* _Directions for this task_
Pictures do not belong in the copy; restate the records below word for word.

Collected data:
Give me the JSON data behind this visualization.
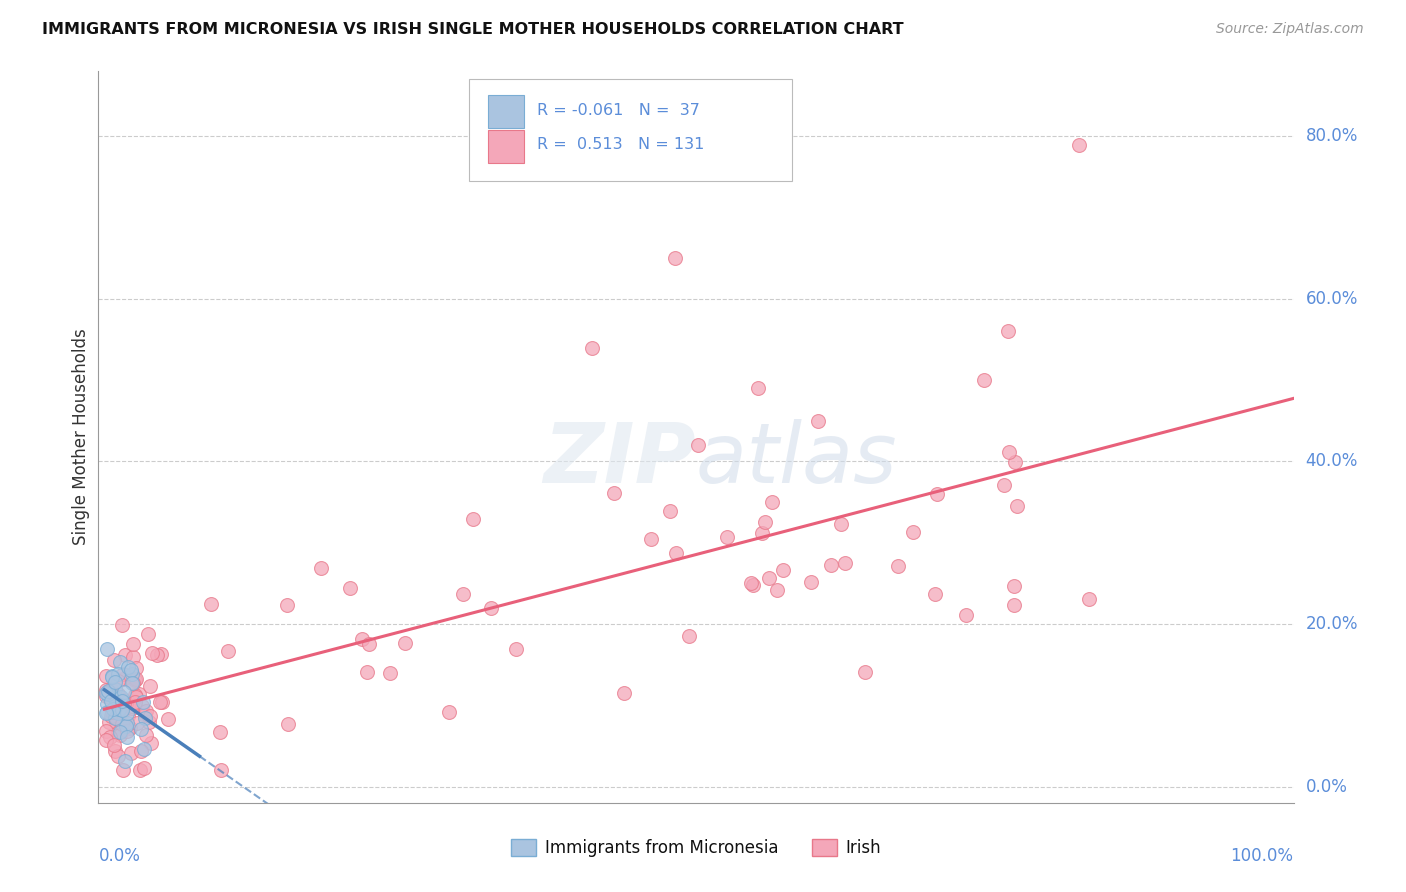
{
  "title": "IMMIGRANTS FROM MICRONESIA VS IRISH SINGLE MOTHER HOUSEHOLDS CORRELATION CHART",
  "source": "Source: ZipAtlas.com",
  "ylabel": "Single Mother Households",
  "right_yticks": [
    "0.0%",
    "20.0%",
    "40.0%",
    "60.0%",
    "80.0%"
  ],
  "right_ytick_vals": [
    0.0,
    0.2,
    0.4,
    0.6,
    0.8
  ],
  "legend_micronesia_label": "Immigrants from Micronesia",
  "legend_irish_label": "Irish",
  "color_micronesia_fill": "#aac4e0",
  "color_micronesia_edge": "#7aadd4",
  "color_irish_fill": "#f4a7b9",
  "color_irish_edge": "#e8788a",
  "color_line_micronesia": "#4a7fba",
  "color_line_irish": "#e8607a",
  "color_text_blue": "#5b8dd9",
  "background_color": "#ffffff",
  "ylim_max": 0.88,
  "xlim_max": 1.0
}
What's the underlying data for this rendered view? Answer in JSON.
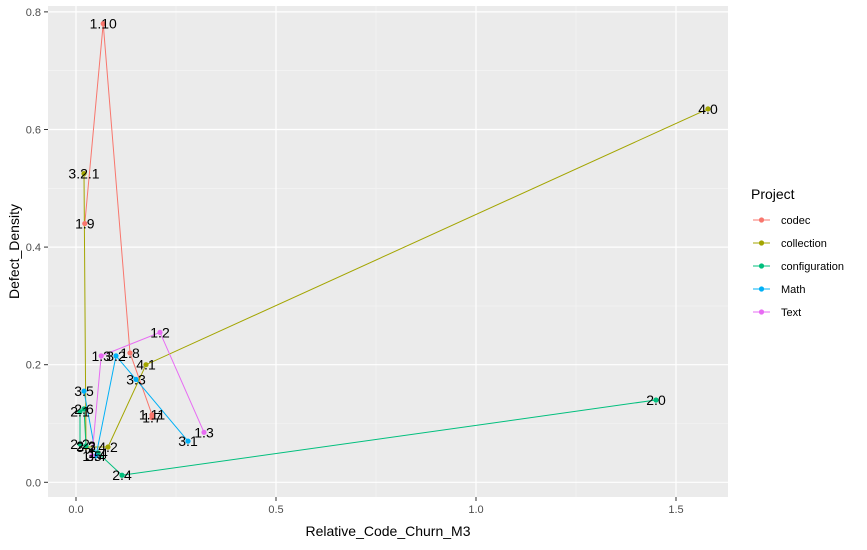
{
  "chart_data": {
    "type": "line",
    "title": "",
    "xlabel": "Relative_Code_Churn_M3",
    "ylabel": "Defect_Density",
    "xlim": [
      -0.07,
      1.63
    ],
    "ylim": [
      -0.025,
      0.81
    ],
    "xticks": [
      0.0,
      0.5,
      1.0,
      1.5
    ],
    "xtick_labels": [
      "0.0",
      "0.5",
      "1.0",
      "1.5"
    ],
    "yticks": [
      0.0,
      0.2,
      0.4,
      0.6,
      0.8
    ],
    "ytick_labels": [
      "0.0",
      "0.2",
      "0.4",
      "0.6",
      "0.8"
    ],
    "grid": true,
    "background": "#EBEBEB",
    "legend": {
      "title": "Project",
      "position": "right"
    },
    "series": [
      {
        "name": "codec",
        "color": "#F8766D",
        "points": [
          {
            "x": 0.022,
            "y": 0.44,
            "label": "1.9"
          },
          {
            "x": 0.068,
            "y": 0.78,
            "label": "1.10"
          },
          {
            "x": 0.135,
            "y": 0.22,
            "label": "1.8"
          },
          {
            "x": 0.19,
            "y": 0.115,
            "label": "1.11"
          },
          {
            "x": 0.19,
            "y": 0.11,
            "label": "1.7"
          }
        ]
      },
      {
        "name": "collection",
        "color": "#A3A500",
        "points": [
          {
            "x": 1.58,
            "y": 0.635,
            "label": "4.0"
          },
          {
            "x": 0.175,
            "y": 0.2,
            "label": "4.1"
          },
          {
            "x": 0.08,
            "y": 0.06,
            "label": "4.2"
          },
          {
            "x": 0.025,
            "y": 0.06,
            "label": "3.2"
          },
          {
            "x": 0.02,
            "y": 0.525,
            "label": "3.2.1"
          }
        ]
      },
      {
        "name": "configuration",
        "color": "#00BF7D",
        "points": [
          {
            "x": 1.45,
            "y": 0.14,
            "label": "2.0"
          },
          {
            "x": 0.115,
            "y": 0.012,
            "label": "2.4"
          },
          {
            "x": 0.055,
            "y": 0.05,
            "label": "1.4"
          },
          {
            "x": 0.01,
            "y": 0.065,
            "label": "2.2"
          },
          {
            "x": 0.01,
            "y": 0.12,
            "label": "2.1"
          },
          {
            "x": 0.02,
            "y": 0.125,
            "label": "2.6"
          },
          {
            "x": 0.025,
            "y": 0.062,
            "label": "2.3"
          }
        ]
      },
      {
        "name": "Math",
        "color": "#00B0F6",
        "points": [
          {
            "x": 0.28,
            "y": 0.07,
            "label": "3.1"
          },
          {
            "x": 0.15,
            "y": 0.175,
            "label": "3.3"
          },
          {
            "x": 0.1,
            "y": 0.215,
            "label": "3.2"
          },
          {
            "x": 0.05,
            "y": 0.045,
            "label": "3.4"
          },
          {
            "x": 0.02,
            "y": 0.155,
            "label": "3.5"
          }
        ]
      },
      {
        "name": "Text",
        "color": "#E76BF3",
        "points": [
          {
            "x": 0.04,
            "y": 0.045,
            "label": "1.5"
          },
          {
            "x": 0.063,
            "y": 0.215,
            "label": "1.3"
          },
          {
            "x": 0.21,
            "y": 0.255,
            "label": "1.2"
          },
          {
            "x": 0.32,
            "y": 0.085,
            "label": "1.3"
          }
        ]
      }
    ]
  }
}
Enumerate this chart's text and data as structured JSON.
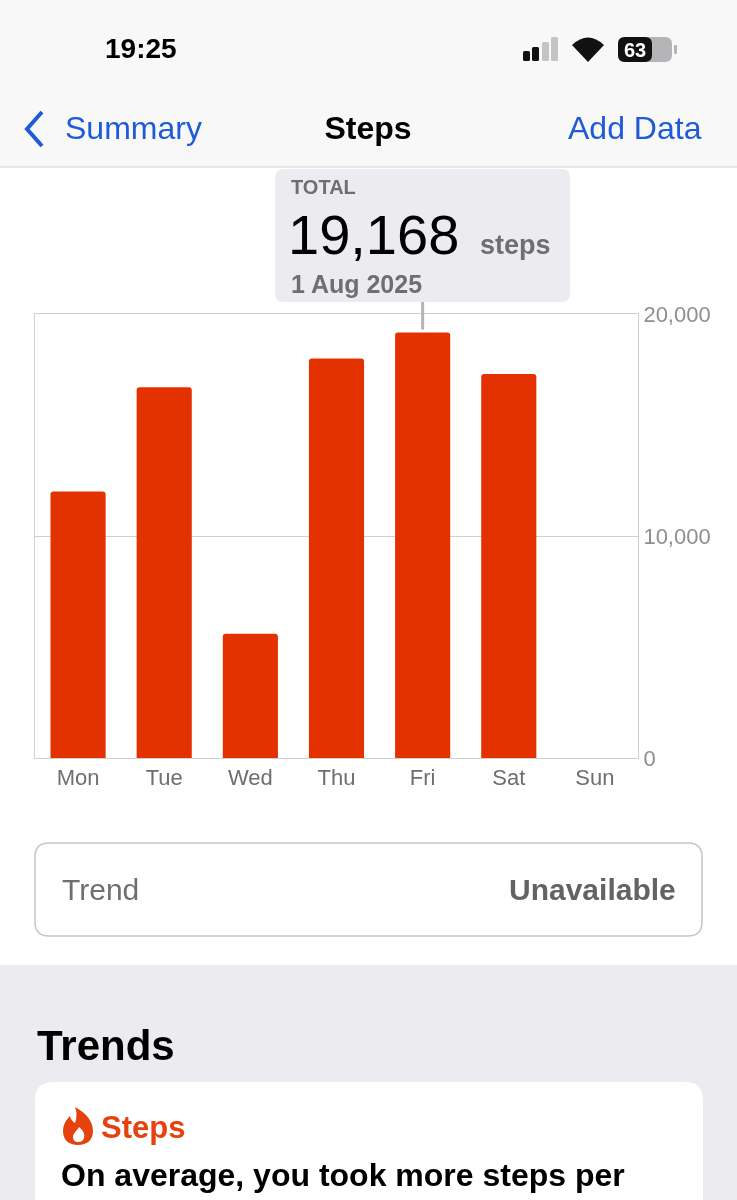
{
  "chart_data": {
    "type": "bar",
    "title": "Steps",
    "categories": [
      "Mon",
      "Tue",
      "Wed",
      "Thu",
      "Fri",
      "Sat",
      "Sun"
    ],
    "values": [
      12000,
      16700,
      5600,
      18000,
      19168,
      17300,
      null
    ],
    "color": "#e33200",
    "ylim": [
      0,
      20000
    ],
    "yticks": [
      0,
      {
        "value": 10000,
        "label": "10,000"
      },
      {
        "value": 20000,
        "label": "20,000"
      }
    ],
    "grid": "y",
    "annotations": [
      "19:25",
      "63",
      "Summary",
      "Add Data",
      "TOTAL",
      {
        "text": "19,168",
        "x": "Fri",
        "y": 19168
      },
      "steps",
      "1 Aug 2025",
      "Trend",
      "Unavailable",
      "Trends",
      "Steps",
      "On average, you took more steps per"
    ]
  }
}
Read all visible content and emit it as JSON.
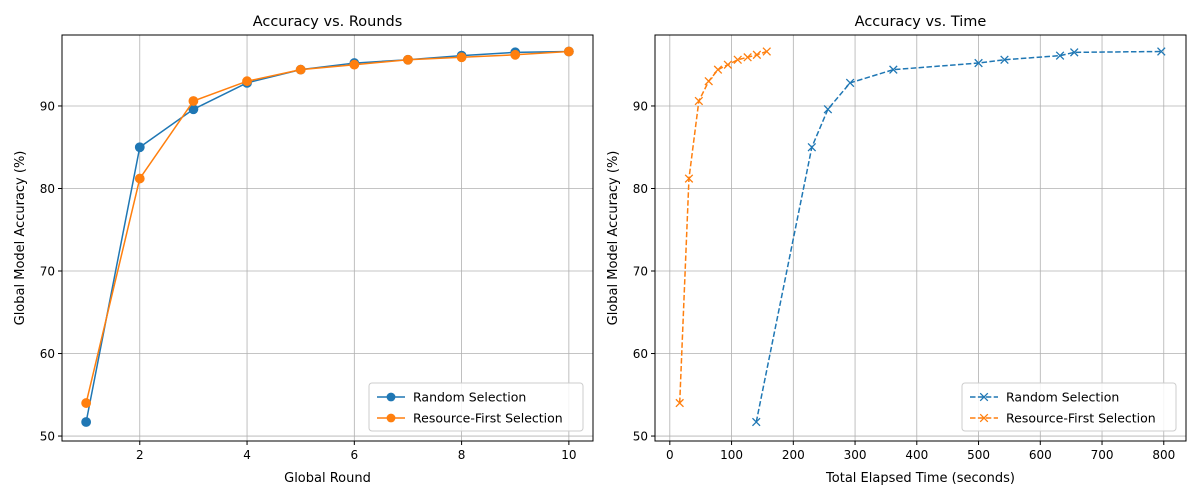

* _Task answer_
Give me the JSON data behind this visualization.
{
  "title": "IMMIGRANTS FROM MICRONESIA VS IRISH SINGLE MOTHER HOUSEHOLDS CORRELATION CHART",
  "source": "Source: ZipAtlas.com",
  "ylabel": "Single Mother Households",
  "right_yticks": [
    "0.0%",
    "20.0%",
    "40.0%",
    "60.0%",
    "80.0%"
  ],
  "right_ytick_vals": [
    0.0,
    0.2,
    0.4,
    0.6,
    0.8
  ],
  "legend_micronesia_label": "Immigrants from Micronesia",
  "legend_irish_label": "Irish",
  "color_micronesia_fill": "#aac4e0",
  "color_micronesia_edge": "#7aadd4",
  "color_irish_fill": "#f4a7b9",
  "color_irish_edge": "#e8788a",
  "color_line_micronesia": "#4a7fba",
  "color_line_irish": "#e8607a",
  "color_text_blue": "#5b8dd9",
  "background_color": "#ffffff",
  "ylim_max": 0.88,
  "xlim_max": 1.0
}
What's the underlying data for this rendered view? Answer in JSON.
{
  "chart_data": {
    "type": "line",
    "title": "",
    "xlabel": "Relative_Code_Churn_M3",
    "ylabel": "Defect_Density",
    "xlim": [
      -0.07,
      1.63
    ],
    "ylim": [
      -0.025,
      0.81
    ],
    "xticks": [
      0.0,
      0.5,
      1.0,
      1.5
    ],
    "xtick_labels": [
      "0.0",
      "0.5",
      "1.0",
      "1.5"
    ],
    "yticks": [
      0.0,
      0.2,
      0.4,
      0.6,
      0.8
    ],
    "ytick_labels": [
      "0.0",
      "0.2",
      "0.4",
      "0.6",
      "0.8"
    ],
    "grid": true,
    "background": "#EBEBEB",
    "legend": {
      "title": "Project",
      "position": "right"
    },
    "series": [
      {
        "name": "codec",
        "color": "#F8766D",
        "points": [
          {
            "x": 0.022,
            "y": 0.44,
            "label": "1.9"
          },
          {
            "x": 0.068,
            "y": 0.78,
            "label": "1.10"
          },
          {
            "x": 0.135,
            "y": 0.22,
            "label": "1.8"
          },
          {
            "x": 0.19,
            "y": 0.115,
            "label": "1.11"
          },
          {
            "x": 0.19,
            "y": 0.11,
            "label": "1.7"
          }
        ]
      },
      {
        "name": "collection",
        "color": "#A3A500",
        "points": [
          {
            "x": 1.58,
            "y": 0.635,
            "label": "4.0"
          },
          {
            "x": 0.175,
            "y": 0.2,
            "label": "4.1"
          },
          {
            "x": 0.08,
            "y": 0.06,
            "label": "4.2"
          },
          {
            "x": 0.025,
            "y": 0.06,
            "label": "3.2"
          },
          {
            "x": 0.02,
            "y": 0.525,
            "label": "3.2.1"
          }
        ]
      },
      {
        "name": "configuration",
        "color": "#00BF7D",
        "points": [
          {
            "x": 1.45,
            "y": 0.14,
            "label": "2.0"
          },
          {
            "x": 0.115,
            "y": 0.012,
            "label": "2.4"
          },
          {
            "x": 0.055,
            "y": 0.05,
            "label": "1.4"
          },
          {
            "x": 0.01,
            "y": 0.065,
            "label": "2.2"
          },
          {
            "x": 0.01,
            "y": 0.12,
            "label": "2.1"
          },
          {
            "x": 0.02,
            "y": 0.125,
            "label": "2.6"
          },
          {
            "x": 0.025,
            "y": 0.062,
            "label": "2.3"
          }
        ]
      },
      {
        "name": "Math",
        "color": "#00B0F6",
        "points": [
          {
            "x": 0.28,
            "y": 0.07,
            "label": "3.1"
          },
          {
            "x": 0.15,
            "y": 0.175,
            "label": "3.3"
          },
          {
            "x": 0.1,
            "y": 0.215,
            "label": "3.2"
          },
          {
            "x": 0.05,
            "y": 0.045,
            "label": "3.4"
          },
          {
            "x": 0.02,
            "y": 0.155,
            "label": "3.5"
          }
        ]
      },
      {
        "name": "Text",
        "color": "#E76BF3",
        "points": [
          {
            "x": 0.04,
            "y": 0.045,
            "label": "1.5"
          },
          {
            "x": 0.063,
            "y": 0.215,
            "label": "1.3"
          },
          {
            "x": 0.21,
            "y": 0.255,
            "label": "1.2"
          },
          {
            "x": 0.32,
            "y": 0.085,
            "label": "1.3"
          }
        ]
      }
    ]
  }
}
Enumerate this chart's text and data as structured JSON.
{
  "chart_data": {
    "type": "bar",
    "title": "Steps",
    "categories": [
      "Mon",
      "Tue",
      "Wed",
      "Thu",
      "Fri",
      "Sat",
      "Sun"
    ],
    "values": [
      12000,
      16700,
      5600,
      18000,
      19168,
      17300,
      null
    ],
    "color": "#e33200",
    "ylim": [
      0,
      20000
    ],
    "yticks": [
      0,
      {
        "value": 10000,
        "label": "10,000"
      },
      {
        "value": 20000,
        "label": "20,000"
      }
    ],
    "grid": "y",
    "annotations": [
      "19:25",
      "63",
      "Summary",
      "Add Data",
      "TOTAL",
      {
        "text": "19,168",
        "x": "Fri",
        "y": 19168
      },
      "steps",
      "1 Aug 2025",
      "Trend",
      "Unavailable",
      "Trends",
      "Steps",
      "On average, you took more steps per"
    ]
  }
}
Read all visible content and emit it as JSON.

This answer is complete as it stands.